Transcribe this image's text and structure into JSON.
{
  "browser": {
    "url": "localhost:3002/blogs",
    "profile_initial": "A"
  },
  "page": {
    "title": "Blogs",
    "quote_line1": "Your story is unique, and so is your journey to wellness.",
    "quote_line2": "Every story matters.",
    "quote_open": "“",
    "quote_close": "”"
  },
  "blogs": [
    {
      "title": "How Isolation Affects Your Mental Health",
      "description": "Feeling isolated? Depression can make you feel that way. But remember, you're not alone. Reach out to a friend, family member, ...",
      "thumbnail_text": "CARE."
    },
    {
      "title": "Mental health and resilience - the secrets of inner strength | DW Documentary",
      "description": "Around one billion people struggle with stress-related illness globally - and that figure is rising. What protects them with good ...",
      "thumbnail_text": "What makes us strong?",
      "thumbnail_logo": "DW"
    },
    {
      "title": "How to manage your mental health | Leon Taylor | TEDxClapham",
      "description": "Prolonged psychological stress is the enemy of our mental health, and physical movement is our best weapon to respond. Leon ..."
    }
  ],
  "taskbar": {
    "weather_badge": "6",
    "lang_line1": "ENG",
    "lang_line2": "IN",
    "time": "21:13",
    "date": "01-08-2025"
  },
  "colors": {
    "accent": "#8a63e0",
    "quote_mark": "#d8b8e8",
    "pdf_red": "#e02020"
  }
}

┄┄┄┄┄┄

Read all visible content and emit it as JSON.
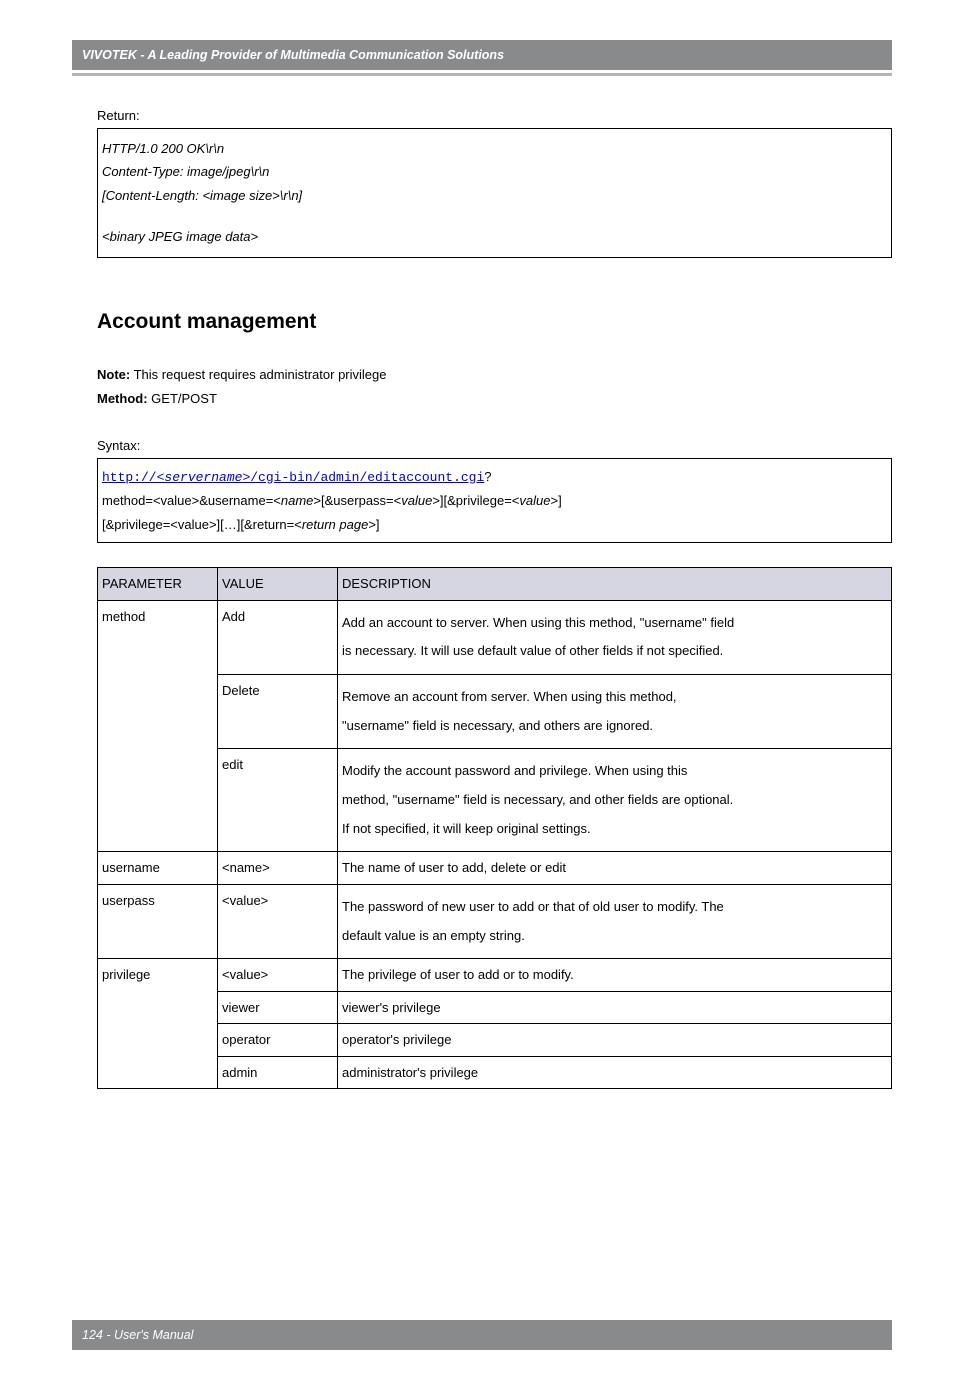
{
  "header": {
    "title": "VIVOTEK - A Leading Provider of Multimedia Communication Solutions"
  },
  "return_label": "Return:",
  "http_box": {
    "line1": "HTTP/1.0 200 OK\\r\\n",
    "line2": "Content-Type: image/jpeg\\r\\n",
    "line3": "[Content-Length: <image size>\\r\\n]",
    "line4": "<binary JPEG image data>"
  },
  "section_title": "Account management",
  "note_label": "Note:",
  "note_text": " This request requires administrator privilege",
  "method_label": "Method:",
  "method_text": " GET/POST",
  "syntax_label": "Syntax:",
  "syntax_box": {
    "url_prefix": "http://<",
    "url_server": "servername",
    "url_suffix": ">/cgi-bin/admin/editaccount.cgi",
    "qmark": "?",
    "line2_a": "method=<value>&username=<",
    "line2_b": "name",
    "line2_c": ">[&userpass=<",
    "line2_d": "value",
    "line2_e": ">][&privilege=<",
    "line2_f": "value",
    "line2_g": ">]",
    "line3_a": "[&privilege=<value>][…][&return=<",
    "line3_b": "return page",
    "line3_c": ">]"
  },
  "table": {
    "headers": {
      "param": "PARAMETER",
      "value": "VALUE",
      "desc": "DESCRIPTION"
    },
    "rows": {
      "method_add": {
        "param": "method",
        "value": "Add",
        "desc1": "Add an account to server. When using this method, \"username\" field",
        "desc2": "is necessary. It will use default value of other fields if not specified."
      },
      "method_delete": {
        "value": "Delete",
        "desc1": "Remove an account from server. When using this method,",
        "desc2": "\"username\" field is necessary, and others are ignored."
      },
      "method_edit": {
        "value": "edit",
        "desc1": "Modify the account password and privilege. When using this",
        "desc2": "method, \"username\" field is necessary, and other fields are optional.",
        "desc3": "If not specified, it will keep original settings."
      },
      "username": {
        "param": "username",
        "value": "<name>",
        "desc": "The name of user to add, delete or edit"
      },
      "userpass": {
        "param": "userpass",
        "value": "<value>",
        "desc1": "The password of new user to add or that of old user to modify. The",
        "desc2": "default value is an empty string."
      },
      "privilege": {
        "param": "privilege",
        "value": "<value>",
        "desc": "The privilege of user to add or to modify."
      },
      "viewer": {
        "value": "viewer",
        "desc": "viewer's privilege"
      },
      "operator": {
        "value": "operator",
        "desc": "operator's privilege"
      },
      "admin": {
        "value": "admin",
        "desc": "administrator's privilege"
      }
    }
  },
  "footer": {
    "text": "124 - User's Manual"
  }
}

┄┄┄┄┄┄

[WHAT NEEDS TO BE DONE]:
List the lines of the records where "will" occurs.

[PROBLEM SOLUTION]:
        "desc2": "is necessary. It will use default value of other fields if not specified."
        "desc3": "If not specified, it will keep original settings."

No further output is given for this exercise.